-- start of Provided data --
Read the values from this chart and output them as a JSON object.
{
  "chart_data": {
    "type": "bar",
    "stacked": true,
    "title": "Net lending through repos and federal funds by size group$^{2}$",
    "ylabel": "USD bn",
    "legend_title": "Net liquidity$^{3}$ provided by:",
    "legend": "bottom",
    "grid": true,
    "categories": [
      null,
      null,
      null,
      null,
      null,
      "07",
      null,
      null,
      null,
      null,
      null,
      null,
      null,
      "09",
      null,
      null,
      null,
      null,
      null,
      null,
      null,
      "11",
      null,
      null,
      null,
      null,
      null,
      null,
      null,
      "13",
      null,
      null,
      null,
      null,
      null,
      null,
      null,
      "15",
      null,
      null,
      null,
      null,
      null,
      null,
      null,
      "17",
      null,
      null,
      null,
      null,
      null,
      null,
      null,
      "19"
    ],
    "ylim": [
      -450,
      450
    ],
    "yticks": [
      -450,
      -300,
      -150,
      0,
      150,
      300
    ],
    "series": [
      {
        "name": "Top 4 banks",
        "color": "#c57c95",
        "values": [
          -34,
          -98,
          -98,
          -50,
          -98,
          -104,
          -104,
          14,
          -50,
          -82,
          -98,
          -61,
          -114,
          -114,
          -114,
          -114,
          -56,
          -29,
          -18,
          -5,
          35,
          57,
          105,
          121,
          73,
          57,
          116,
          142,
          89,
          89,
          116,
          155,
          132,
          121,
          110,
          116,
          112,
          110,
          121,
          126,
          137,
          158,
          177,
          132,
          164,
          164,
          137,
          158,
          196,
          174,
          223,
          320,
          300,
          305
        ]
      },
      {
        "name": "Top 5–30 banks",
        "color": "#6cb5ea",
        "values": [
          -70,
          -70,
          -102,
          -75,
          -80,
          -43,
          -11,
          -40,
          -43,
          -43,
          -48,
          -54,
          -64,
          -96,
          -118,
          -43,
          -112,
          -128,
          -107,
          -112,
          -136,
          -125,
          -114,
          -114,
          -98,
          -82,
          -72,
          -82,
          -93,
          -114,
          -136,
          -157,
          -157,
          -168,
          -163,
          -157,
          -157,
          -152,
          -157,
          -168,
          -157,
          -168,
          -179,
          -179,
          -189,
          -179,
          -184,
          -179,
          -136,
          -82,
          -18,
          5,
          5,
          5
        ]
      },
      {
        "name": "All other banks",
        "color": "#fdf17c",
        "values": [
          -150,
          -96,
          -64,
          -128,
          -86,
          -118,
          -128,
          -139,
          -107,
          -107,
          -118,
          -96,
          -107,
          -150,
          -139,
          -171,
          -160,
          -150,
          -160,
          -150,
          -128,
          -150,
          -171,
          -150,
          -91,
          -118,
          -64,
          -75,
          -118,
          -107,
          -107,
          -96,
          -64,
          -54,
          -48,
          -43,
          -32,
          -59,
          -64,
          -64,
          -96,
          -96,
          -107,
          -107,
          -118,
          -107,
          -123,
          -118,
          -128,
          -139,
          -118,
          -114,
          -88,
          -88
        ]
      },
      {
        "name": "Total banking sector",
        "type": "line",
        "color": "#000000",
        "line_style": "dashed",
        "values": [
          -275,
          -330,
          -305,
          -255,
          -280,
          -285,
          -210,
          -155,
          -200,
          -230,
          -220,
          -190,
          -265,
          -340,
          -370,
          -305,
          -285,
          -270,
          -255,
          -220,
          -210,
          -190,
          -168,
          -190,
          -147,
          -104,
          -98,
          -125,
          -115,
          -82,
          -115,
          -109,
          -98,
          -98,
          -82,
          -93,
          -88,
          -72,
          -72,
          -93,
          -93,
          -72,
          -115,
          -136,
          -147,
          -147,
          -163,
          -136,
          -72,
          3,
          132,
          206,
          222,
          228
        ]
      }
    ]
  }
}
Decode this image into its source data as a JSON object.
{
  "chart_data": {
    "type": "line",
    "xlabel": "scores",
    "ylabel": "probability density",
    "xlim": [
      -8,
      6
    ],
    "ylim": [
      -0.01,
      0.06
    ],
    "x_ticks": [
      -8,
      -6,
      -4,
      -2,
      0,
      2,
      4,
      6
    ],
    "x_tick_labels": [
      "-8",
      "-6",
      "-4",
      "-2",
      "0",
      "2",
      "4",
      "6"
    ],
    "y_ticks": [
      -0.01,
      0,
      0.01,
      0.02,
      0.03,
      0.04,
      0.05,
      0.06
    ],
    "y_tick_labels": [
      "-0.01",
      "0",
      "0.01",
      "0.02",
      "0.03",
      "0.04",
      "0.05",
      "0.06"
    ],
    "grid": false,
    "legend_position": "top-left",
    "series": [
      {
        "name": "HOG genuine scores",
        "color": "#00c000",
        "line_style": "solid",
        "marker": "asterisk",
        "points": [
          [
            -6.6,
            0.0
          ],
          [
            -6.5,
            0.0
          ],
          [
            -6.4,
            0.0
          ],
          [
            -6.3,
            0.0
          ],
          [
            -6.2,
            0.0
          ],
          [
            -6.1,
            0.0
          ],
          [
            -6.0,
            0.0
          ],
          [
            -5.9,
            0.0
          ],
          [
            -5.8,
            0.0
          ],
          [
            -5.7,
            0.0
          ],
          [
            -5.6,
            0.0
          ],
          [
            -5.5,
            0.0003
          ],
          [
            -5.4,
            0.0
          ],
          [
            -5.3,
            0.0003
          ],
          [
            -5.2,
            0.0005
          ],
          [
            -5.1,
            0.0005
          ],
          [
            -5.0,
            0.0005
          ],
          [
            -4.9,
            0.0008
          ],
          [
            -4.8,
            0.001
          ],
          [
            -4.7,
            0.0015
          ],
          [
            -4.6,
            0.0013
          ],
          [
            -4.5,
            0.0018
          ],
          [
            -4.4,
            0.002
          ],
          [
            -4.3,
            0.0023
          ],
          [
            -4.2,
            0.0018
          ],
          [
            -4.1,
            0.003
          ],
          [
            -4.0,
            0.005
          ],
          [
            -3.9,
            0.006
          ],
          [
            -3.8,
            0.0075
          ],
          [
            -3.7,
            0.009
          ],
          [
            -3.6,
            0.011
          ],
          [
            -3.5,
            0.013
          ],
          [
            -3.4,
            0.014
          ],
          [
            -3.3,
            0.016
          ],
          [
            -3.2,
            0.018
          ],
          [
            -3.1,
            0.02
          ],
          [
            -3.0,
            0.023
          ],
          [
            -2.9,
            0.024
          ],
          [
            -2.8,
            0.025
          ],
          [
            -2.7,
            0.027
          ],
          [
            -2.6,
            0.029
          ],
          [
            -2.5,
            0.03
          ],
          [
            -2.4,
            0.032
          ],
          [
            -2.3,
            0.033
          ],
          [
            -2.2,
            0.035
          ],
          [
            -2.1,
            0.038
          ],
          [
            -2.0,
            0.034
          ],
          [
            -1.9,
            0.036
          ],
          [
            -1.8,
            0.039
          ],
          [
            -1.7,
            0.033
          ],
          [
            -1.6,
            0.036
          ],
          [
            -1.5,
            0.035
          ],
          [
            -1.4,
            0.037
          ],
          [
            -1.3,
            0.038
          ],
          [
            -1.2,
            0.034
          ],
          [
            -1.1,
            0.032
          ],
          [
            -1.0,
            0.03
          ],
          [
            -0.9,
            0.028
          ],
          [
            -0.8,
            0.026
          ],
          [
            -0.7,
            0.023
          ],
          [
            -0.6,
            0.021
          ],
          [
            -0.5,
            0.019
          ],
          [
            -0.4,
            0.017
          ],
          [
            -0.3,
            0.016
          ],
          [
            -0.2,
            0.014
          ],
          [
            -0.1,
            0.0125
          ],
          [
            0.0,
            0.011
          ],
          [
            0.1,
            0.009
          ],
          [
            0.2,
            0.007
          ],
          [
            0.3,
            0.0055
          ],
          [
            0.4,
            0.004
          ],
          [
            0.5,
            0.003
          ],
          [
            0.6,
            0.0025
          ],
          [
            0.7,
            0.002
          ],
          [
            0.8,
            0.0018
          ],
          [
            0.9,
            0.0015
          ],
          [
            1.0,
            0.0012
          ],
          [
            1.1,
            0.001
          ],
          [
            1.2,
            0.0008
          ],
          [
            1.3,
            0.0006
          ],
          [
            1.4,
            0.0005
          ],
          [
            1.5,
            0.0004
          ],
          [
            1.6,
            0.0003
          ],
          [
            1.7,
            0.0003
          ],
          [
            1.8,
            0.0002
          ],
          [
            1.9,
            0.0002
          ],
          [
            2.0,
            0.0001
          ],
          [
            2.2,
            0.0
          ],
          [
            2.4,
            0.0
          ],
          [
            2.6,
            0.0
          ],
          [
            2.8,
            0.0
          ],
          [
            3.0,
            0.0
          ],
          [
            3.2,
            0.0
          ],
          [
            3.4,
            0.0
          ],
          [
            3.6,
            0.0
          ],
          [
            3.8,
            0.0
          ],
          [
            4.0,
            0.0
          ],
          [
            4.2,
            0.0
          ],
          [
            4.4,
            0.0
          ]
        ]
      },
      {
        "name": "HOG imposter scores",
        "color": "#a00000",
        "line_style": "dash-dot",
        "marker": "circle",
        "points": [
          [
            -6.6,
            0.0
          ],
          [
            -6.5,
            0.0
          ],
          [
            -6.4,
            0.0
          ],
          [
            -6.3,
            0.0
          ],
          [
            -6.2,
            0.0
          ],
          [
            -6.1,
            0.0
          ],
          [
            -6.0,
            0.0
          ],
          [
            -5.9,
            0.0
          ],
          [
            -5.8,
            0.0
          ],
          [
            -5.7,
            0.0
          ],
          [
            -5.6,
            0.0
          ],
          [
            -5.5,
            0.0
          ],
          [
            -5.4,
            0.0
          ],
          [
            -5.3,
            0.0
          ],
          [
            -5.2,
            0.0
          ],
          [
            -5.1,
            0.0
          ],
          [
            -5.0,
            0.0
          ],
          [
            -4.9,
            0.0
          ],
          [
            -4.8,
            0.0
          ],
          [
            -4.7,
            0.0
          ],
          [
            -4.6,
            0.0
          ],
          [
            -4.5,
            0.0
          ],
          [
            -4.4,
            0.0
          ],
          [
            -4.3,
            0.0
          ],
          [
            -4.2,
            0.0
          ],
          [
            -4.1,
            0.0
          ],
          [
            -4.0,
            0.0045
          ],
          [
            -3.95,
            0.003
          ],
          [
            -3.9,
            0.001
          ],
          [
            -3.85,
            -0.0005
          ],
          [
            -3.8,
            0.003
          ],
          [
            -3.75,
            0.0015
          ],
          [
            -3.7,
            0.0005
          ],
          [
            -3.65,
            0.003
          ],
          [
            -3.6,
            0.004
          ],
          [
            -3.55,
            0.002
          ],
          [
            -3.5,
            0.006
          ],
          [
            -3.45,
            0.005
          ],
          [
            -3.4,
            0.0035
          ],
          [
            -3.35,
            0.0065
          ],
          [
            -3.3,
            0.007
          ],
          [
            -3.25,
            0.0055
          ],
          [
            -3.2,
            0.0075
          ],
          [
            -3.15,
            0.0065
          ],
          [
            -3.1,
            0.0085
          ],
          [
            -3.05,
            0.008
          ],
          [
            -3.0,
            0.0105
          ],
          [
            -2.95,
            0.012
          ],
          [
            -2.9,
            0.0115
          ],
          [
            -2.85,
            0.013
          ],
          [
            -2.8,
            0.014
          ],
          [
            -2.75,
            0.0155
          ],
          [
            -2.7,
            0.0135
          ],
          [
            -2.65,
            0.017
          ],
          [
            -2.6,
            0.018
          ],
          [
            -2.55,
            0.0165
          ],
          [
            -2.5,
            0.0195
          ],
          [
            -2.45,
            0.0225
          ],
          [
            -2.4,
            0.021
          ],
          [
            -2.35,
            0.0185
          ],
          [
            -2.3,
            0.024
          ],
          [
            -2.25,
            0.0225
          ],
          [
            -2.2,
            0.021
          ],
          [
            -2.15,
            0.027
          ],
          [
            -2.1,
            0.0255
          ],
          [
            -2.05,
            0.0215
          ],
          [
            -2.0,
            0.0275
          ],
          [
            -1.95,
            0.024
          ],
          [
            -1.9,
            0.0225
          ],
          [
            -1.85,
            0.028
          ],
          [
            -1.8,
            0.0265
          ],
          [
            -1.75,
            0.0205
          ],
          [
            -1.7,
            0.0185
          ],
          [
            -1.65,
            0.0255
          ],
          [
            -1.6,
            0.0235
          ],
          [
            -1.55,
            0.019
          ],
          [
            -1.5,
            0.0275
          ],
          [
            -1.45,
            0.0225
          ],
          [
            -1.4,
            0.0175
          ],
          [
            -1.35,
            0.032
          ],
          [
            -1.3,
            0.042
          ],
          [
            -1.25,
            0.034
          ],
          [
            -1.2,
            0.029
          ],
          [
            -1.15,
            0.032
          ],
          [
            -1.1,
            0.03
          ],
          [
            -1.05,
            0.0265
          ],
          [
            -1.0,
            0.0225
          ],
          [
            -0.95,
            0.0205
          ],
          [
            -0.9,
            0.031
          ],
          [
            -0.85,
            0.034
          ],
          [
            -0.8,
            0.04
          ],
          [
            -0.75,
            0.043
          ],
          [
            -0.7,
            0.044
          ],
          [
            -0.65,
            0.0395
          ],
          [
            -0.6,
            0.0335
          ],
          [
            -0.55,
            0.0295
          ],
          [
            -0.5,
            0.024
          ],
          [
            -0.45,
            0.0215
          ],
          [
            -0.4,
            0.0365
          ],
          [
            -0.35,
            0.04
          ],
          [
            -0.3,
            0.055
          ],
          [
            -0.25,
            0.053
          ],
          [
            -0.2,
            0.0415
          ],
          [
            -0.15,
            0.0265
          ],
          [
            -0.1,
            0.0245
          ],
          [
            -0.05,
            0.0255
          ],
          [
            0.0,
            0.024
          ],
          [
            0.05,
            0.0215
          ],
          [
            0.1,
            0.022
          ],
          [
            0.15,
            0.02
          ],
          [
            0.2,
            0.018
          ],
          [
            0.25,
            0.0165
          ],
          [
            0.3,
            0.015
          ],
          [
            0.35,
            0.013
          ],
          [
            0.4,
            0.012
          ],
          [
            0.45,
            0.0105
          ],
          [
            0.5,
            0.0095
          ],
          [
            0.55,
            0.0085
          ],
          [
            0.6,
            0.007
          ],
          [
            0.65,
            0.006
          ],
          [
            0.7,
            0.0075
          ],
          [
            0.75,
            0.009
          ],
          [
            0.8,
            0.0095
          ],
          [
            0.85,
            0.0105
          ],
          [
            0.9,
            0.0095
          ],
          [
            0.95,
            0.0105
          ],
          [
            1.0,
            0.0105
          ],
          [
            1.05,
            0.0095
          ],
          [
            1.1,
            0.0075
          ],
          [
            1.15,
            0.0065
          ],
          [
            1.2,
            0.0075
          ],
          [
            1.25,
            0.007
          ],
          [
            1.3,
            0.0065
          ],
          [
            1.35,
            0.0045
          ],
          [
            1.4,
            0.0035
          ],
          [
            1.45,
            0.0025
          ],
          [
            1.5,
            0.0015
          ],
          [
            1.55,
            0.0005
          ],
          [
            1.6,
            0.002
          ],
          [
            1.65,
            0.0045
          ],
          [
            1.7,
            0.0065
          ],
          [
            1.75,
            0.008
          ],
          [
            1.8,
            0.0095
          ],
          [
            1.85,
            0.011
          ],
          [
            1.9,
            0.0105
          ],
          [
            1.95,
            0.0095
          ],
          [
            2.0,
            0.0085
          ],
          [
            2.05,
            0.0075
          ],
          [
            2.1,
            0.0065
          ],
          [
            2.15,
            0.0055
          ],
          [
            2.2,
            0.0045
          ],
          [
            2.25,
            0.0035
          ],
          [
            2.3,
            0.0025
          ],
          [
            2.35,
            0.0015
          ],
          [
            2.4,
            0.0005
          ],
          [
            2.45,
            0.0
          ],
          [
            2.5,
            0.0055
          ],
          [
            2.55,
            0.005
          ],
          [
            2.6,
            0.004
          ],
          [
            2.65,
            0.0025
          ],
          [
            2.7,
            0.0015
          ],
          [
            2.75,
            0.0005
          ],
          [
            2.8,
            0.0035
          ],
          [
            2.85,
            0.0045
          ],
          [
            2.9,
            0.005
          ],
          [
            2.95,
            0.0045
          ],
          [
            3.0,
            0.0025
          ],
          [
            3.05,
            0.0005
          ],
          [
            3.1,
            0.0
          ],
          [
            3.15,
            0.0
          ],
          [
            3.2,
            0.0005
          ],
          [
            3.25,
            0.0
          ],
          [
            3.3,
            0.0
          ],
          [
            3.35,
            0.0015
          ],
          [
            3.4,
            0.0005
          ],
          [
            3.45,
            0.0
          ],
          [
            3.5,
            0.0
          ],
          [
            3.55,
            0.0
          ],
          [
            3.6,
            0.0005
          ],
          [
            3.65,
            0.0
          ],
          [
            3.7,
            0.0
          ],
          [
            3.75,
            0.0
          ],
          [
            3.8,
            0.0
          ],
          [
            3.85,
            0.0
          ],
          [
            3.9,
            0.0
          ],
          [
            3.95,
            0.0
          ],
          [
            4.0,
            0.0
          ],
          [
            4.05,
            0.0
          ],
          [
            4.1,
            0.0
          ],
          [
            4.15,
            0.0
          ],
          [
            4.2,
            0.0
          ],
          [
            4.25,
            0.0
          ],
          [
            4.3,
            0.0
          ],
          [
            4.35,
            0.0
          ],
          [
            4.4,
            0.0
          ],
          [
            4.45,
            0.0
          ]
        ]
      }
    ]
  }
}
-- end of Provided data --
_Stated exercise_
Copy out every line of the data that includes "object".

_Task response_
Read the values from this chart and output them as a JSON object.
Decode this image into its source data as a JSON object.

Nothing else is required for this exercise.